Objective:
Update the lines between the one holding "legend-swatch-4-months bbox=[107, 667, 121, 685]" and the one holding "box-mae-2-months-september bbox=[340, 332, 348, 354]", inclusive, so that "plot-frame-cor" becomes "plot-frame-correlation" and nothing else changes. Return only those lines.

Data provided:
○ ○ ○ ○ ○

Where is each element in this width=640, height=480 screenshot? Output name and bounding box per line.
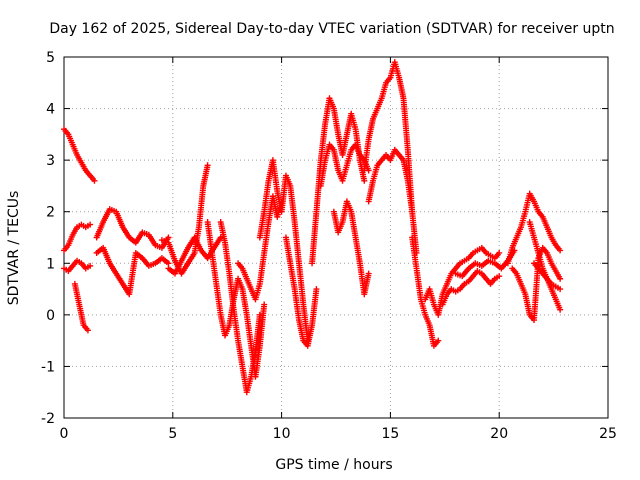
series-track-u — [439, 268, 503, 308]
series-track-y — [526, 219, 564, 313]
data-point — [557, 275, 564, 282]
x-tick-label: 10 — [273, 426, 291, 442]
series-track-w — [504, 190, 564, 267]
data-point — [217, 234, 224, 241]
series-track-t — [422, 244, 503, 318]
y-tick-label: -1 — [41, 359, 55, 375]
series-track-o — [317, 141, 372, 189]
series-track-c — [61, 257, 94, 275]
data-point — [84, 327, 91, 334]
x-tick-label: 15 — [381, 426, 399, 442]
y-tick-label: 2 — [46, 205, 55, 221]
series-track-n — [309, 95, 368, 267]
y-tick-label: 4 — [46, 102, 55, 118]
x-tick-label: 5 — [168, 426, 177, 442]
x-tick-labels: 0 5 10 15 20 25 — [60, 426, 617, 442]
y-tick-labels: -2 -1 0 1 2 3 4 5 — [41, 50, 55, 427]
data-point — [557, 306, 564, 313]
chart-title: Day 162 of 2025, Sidereal Day-to-day VTE… — [49, 21, 614, 37]
data-point — [496, 273, 503, 280]
series-track-z — [531, 260, 564, 293]
y-tick-label: 0 — [46, 308, 55, 324]
series-track-e — [93, 206, 172, 251]
x-axis-label: GPS time / hours — [275, 457, 392, 473]
data-point — [87, 221, 94, 228]
series-track-a — [61, 126, 98, 184]
series-track-x — [509, 244, 564, 324]
data-point — [435, 337, 442, 344]
series-track-b — [61, 221, 94, 254]
x-tick-label: 20 — [490, 426, 508, 442]
x-tick-label: 0 — [60, 426, 69, 442]
series-track-l — [256, 157, 311, 344]
data-point — [256, 311, 263, 318]
y-tick-label: 3 — [46, 153, 55, 169]
series-track-s — [409, 234, 442, 349]
data-point — [87, 262, 94, 269]
series-track-f — [93, 244, 172, 298]
y-tick-label: 1 — [46, 256, 55, 272]
data-point — [261, 301, 268, 308]
data-point — [365, 270, 372, 277]
series-track-m — [282, 234, 320, 349]
data-point — [557, 247, 564, 254]
plot-frame — [63, 56, 609, 419]
data-point — [361, 177, 368, 184]
data-point — [165, 260, 172, 267]
series-track-d — [71, 280, 91, 334]
axis-ticks — [63, 56, 609, 419]
x-tick-label: 25 — [599, 426, 617, 442]
data-points — [61, 59, 564, 396]
series-track-k — [235, 193, 285, 303]
data-point — [496, 249, 503, 256]
y-axis-label: SDTVAR / TECUs — [6, 191, 22, 306]
data-point — [313, 286, 320, 293]
data-point — [204, 162, 211, 169]
y-tick-label: 5 — [46, 50, 55, 66]
data-point — [91, 177, 98, 184]
data-point — [557, 286, 564, 293]
y-tick-label: -2 — [41, 411, 55, 427]
series-track-j — [217, 219, 263, 396]
series-track-p — [330, 198, 372, 298]
data-point — [165, 234, 172, 241]
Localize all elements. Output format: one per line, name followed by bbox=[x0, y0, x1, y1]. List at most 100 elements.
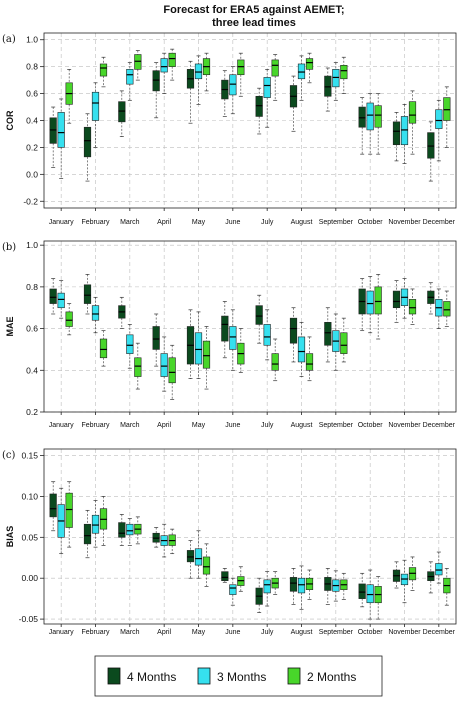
legend-swatch-4-months bbox=[107, 667, 121, 685]
y-tick-label: 0.8 bbox=[26, 282, 38, 292]
y-tick-label: 1.0 bbox=[26, 35, 38, 45]
y-tick-label: 0.00 bbox=[21, 573, 38, 583]
box-cor-3-months-january bbox=[57, 112, 65, 148]
box-mae-2-months-january bbox=[65, 311, 73, 327]
x-tick-label-july: July bbox=[261, 422, 274, 429]
box-cor-4-months-april bbox=[152, 70, 160, 92]
x-tick-label-june: June bbox=[225, 629, 240, 636]
x-tick-label-may: May bbox=[192, 219, 206, 226]
x-tick-label-november: November bbox=[388, 219, 421, 226]
box-cor-2-months-november bbox=[408, 101, 417, 124]
box-mae-3-months-february bbox=[91, 305, 100, 321]
plot-frame-cor bbox=[43, 32, 457, 209]
box-mae-2-months-september bbox=[340, 332, 348, 354]
x-tick-label-september: September bbox=[319, 629, 354, 636]
x-tick-label-october: October bbox=[358, 219, 384, 226]
box-bias-3-months-june bbox=[229, 584, 237, 595]
y-axis-label: COR bbox=[5, 110, 15, 131]
y-tick-label: -0.2 bbox=[23, 196, 38, 206]
plot-frame-bias bbox=[43, 448, 457, 625]
panel-cor: -0.2 0.0 0.2 0.4 0.6 0.8 1.0 January February Mar… bbox=[2, 32, 457, 226]
box-cor-4-months-october bbox=[358, 106, 366, 128]
box-mae-3-months-june bbox=[229, 326, 237, 350]
figure-title-line-2: three lead times bbox=[212, 17, 296, 29]
box-cor-3-months-september bbox=[332, 69, 340, 88]
legend-swatch-3-months bbox=[197, 667, 211, 685]
box-bias-3-months-october bbox=[366, 584, 374, 604]
box-mae-3-months-march bbox=[126, 334, 134, 354]
box-mae-3-months-october bbox=[366, 290, 374, 315]
box-mae-3-months-july bbox=[263, 324, 271, 346]
y-tick-label: 0.2 bbox=[26, 142, 38, 152]
box-mae-3-months-august bbox=[297, 336, 306, 363]
x-tick-label-october: October bbox=[358, 629, 384, 636]
box-bias-4-months-august bbox=[289, 577, 298, 592]
legend-label-2-months: 2 Months bbox=[307, 670, 356, 684]
box-cor-2-months-october bbox=[374, 105, 382, 128]
y-axis-label: BIAS bbox=[5, 526, 15, 548]
box-bias-4-months-february bbox=[83, 523, 92, 545]
y-tick-label: 0.6 bbox=[26, 324, 38, 334]
plot-frame-mae bbox=[43, 240, 457, 413]
box-bias-4-months-may bbox=[186, 550, 195, 563]
x-tick-label-august: August bbox=[291, 629, 313, 636]
x-tick-label-september: September bbox=[319, 219, 354, 226]
panel-label: (b) bbox=[2, 242, 16, 253]
panel-label: (a) bbox=[2, 34, 16, 45]
box-mae-4-months-april bbox=[152, 326, 160, 350]
box-cor-3-months-april bbox=[160, 58, 168, 73]
box-cor-3-months-december bbox=[435, 109, 443, 129]
box-bias-2-months-may bbox=[202, 556, 211, 575]
box-mae-2-months-december bbox=[443, 301, 451, 317]
box-mae-2-months-november bbox=[408, 299, 417, 315]
legend-label-3-months: 3 Months bbox=[217, 670, 266, 684]
y-tick-label: 0.0 bbox=[26, 169, 38, 179]
y-tick-label: 0.8 bbox=[26, 62, 38, 72]
x-tick-label-december: December bbox=[423, 422, 456, 429]
figure-title-line-1: Forecast for ERA5 against AEMET; bbox=[163, 4, 344, 16]
box-cor-2-months-june bbox=[237, 59, 245, 76]
y-tick-label: 0.6 bbox=[26, 89, 38, 99]
box-cor-3-months-march bbox=[126, 69, 134, 85]
box-mae-2-months-march bbox=[134, 357, 142, 377]
box-cor-3-months-february bbox=[91, 91, 100, 121]
box-bias-3-months-july bbox=[263, 579, 271, 594]
x-tick-label-january: January bbox=[49, 422, 74, 429]
panel-bias: -0.05 0.00 0.05 0.10 0.15 January February Marc… bbox=[2, 448, 457, 636]
box-bias-4-months-january bbox=[49, 493, 57, 518]
box-mae-4-months-july bbox=[255, 305, 263, 325]
box-mae-2-months-july bbox=[271, 353, 279, 371]
box-mae-2-months-august bbox=[305, 353, 314, 371]
box-cor-4-months-january bbox=[49, 117, 57, 144]
x-tick-label-september: September bbox=[319, 422, 354, 429]
box-mae-4-months-september bbox=[324, 322, 332, 346]
panel-label: (c) bbox=[2, 450, 16, 461]
legend-frame bbox=[94, 655, 383, 697]
box-cor-2-months-august bbox=[305, 58, 314, 70]
x-tick-label-april: April bbox=[157, 629, 171, 636]
box-bias-3-months-may bbox=[194, 548, 203, 566]
panel-mae: 0.2 0.4 0.6 0.8 1.0 January February March April… bbox=[2, 240, 457, 429]
x-tick-label-may: May bbox=[192, 629, 206, 636]
x-tick-label-august: August bbox=[291, 422, 313, 429]
y-tick-label: 0.05 bbox=[21, 532, 38, 542]
box-mae-4-months-june bbox=[221, 315, 229, 342]
x-tick-label-march: March bbox=[120, 629, 140, 636]
legend-label-4-months: 4 Months bbox=[127, 670, 176, 684]
y-tick-label: -0.05 bbox=[19, 614, 39, 624]
box-cor-2-months-april bbox=[168, 52, 176, 67]
box-mae-2-months-april bbox=[168, 357, 176, 384]
box-mae-2-months-february bbox=[99, 338, 108, 359]
x-tick-label-november: November bbox=[388, 422, 421, 429]
box-mae-4-months-january bbox=[49, 288, 57, 304]
box-cor-2-months-july bbox=[271, 59, 279, 77]
box-cor-4-months-december bbox=[427, 132, 435, 159]
box-cor-2-months-march bbox=[134, 54, 142, 70]
box-bias-3-months-february bbox=[91, 514, 100, 534]
x-tick-label-january: January bbox=[49, 219, 74, 226]
box-mae-4-months-august bbox=[289, 317, 298, 344]
y-tick-label: 0.2 bbox=[26, 407, 38, 417]
x-tick-label-april: April bbox=[157, 219, 171, 226]
box-mae-3-months-may bbox=[194, 332, 203, 365]
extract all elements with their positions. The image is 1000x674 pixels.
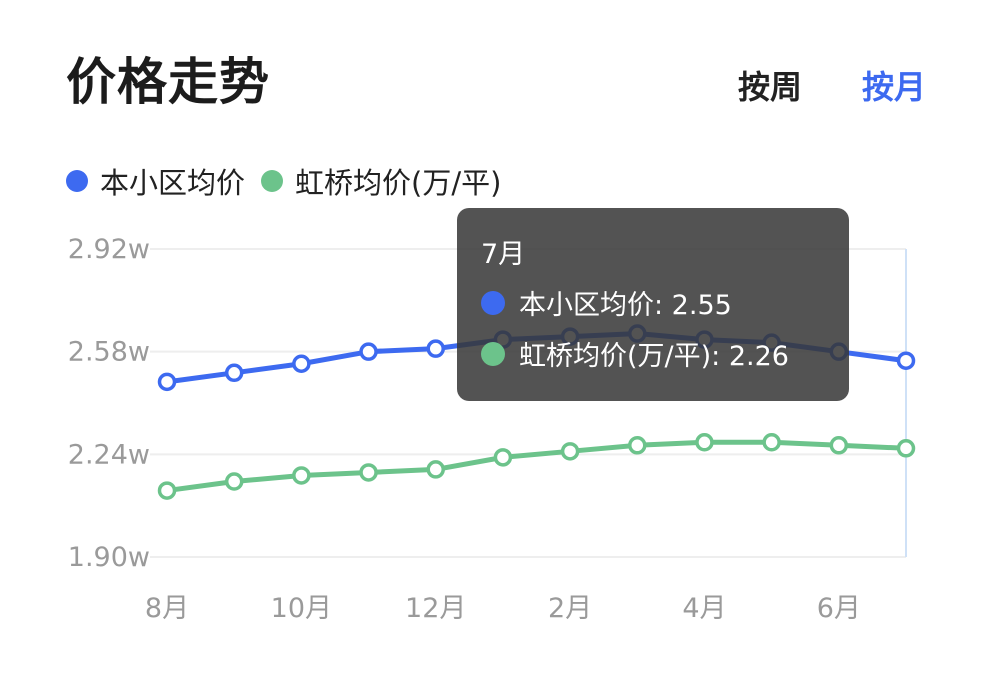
data-point xyxy=(426,460,445,479)
y-tick-label: 1.90w xyxy=(68,542,150,573)
legend-item-hongqiao[interactable]: 虹桥均价(万/平) xyxy=(261,160,501,202)
tooltip-dot-hongqiao xyxy=(481,341,505,366)
data-point xyxy=(560,442,580,461)
x-tick-label: 4月 xyxy=(682,593,726,624)
x-tick-label: 2月 xyxy=(548,593,592,624)
y-tick-label: 2.92w xyxy=(68,234,150,265)
legend-label-community: 本小区均价 xyxy=(100,166,246,200)
data-point xyxy=(359,342,378,361)
data-point xyxy=(157,372,177,392)
data-point xyxy=(292,354,311,373)
data-point xyxy=(762,433,781,452)
data-point xyxy=(426,339,445,358)
data-point xyxy=(157,481,177,500)
tooltip: 7月 本小区均价: 2.55 虹桥均价(万/平): 2.26 xyxy=(457,208,849,401)
x-tick-label: 8月 xyxy=(145,593,189,624)
data-point xyxy=(359,463,378,482)
y-tick-label: 2.58w xyxy=(68,337,150,368)
data-point xyxy=(224,363,244,383)
tooltip-value-hongqiao: 虹桥均价(万/平): 2.26 xyxy=(519,341,789,372)
data-point xyxy=(829,436,849,455)
toggle-by-week[interactable]: 按周 xyxy=(738,68,803,106)
tooltip-title: 7月 xyxy=(481,239,526,270)
legend-item-community[interactable]: 本小区均价 xyxy=(66,160,245,202)
chart-title: 价格走势 xyxy=(66,53,270,111)
y-axis-ticks: 2.92w 2.58w 2.24w 1.90w xyxy=(68,234,150,573)
legend-dot-hongqiao xyxy=(261,170,284,192)
tooltip-row-community: 本小区均价: 2.55 xyxy=(481,283,825,322)
legend-label-hongqiao: 虹桥均价(万/平) xyxy=(295,166,502,200)
data-point xyxy=(695,433,714,452)
x-tick-label: 12月 xyxy=(405,593,466,624)
toggle-by-month[interactable]: 按月 xyxy=(862,68,927,106)
data-point xyxy=(493,448,513,467)
data-point xyxy=(224,472,244,491)
legend: 本小区均价 虹桥均价(万/平) xyxy=(66,160,517,202)
x-axis-ticks: 8月 10月 12月 2月 4月 6月 xyxy=(145,593,861,624)
x-tick-label: 6月 xyxy=(817,593,861,624)
data-point xyxy=(896,439,916,458)
tooltip-row-hongqiao: 虹桥均价(万/平): 2.26 xyxy=(481,334,825,373)
data-point xyxy=(896,351,916,370)
tooltip-value-community: 本小区均价: 2.55 xyxy=(519,290,732,321)
x-tick-label: 10月 xyxy=(271,593,332,624)
tooltip-dot-community xyxy=(481,290,505,315)
legend-dot-community xyxy=(66,170,88,192)
data-point xyxy=(628,436,647,455)
y-tick-label: 2.24w xyxy=(68,439,150,470)
data-point xyxy=(292,466,311,485)
series-line-1 xyxy=(164,439,909,494)
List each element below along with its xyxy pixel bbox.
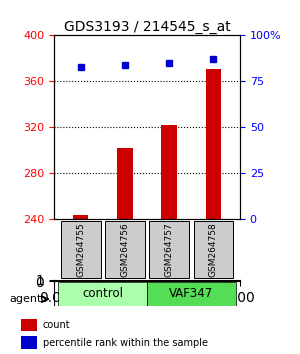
Bar [20,336,37,349]
Text: GSM264758: GSM264758 [209,222,218,277]
Text: percentile rank within the sample: percentile rank within the sample [43,338,208,348]
Text: GSM264757: GSM264757 [165,222,174,277]
Bar [20,319,37,331]
Bar [206,69,221,219]
Text: VAF347: VAF347 [169,287,213,300]
Text: agent: agent [9,294,41,304]
FancyBboxPatch shape [194,221,233,279]
Text: GSM264755: GSM264755 [76,222,85,277]
FancyBboxPatch shape [149,221,189,279]
Text: GDS3193 / 214545_s_at: GDS3193 / 214545_s_at [64,19,230,34]
Text: GSM264756: GSM264756 [120,222,129,277]
FancyBboxPatch shape [105,221,145,279]
FancyBboxPatch shape [147,282,236,306]
Text: control: control [82,287,123,300]
Bar [161,125,177,219]
FancyBboxPatch shape [58,282,147,306]
Text: count: count [43,320,70,330]
Bar [73,215,88,219]
Bar [117,148,133,219]
FancyBboxPatch shape [61,221,100,279]
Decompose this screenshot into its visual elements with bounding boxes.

○ ○ ○ ○ ○

The completed task:
legend-swatch-4-months bbox=[107, 667, 121, 685]
y-tick-label: 0.8 bbox=[26, 282, 38, 292]
y-tick-label: 1.0 bbox=[26, 35, 38, 45]
y-tick-label: 0.00 bbox=[21, 573, 38, 583]
box-cor-3-months-january bbox=[57, 112, 65, 148]
box-mae-2-months-january bbox=[65, 311, 73, 327]
x-tick-label-july: July bbox=[261, 422, 274, 429]
box-cor-4-months-april bbox=[152, 70, 160, 92]
x-tick-label-june: June bbox=[225, 629, 240, 636]
x-tick-label-may: May bbox=[192, 219, 206, 226]
x-tick-label-november: November bbox=[388, 219, 421, 226]
box-cor-2-months-november bbox=[408, 101, 417, 124]
box-mae-3-months-february bbox=[91, 305, 100, 321]
plot-frame-correlation bbox=[43, 32, 457, 209]
box-mae-2-months-september bbox=[340, 332, 348, 354]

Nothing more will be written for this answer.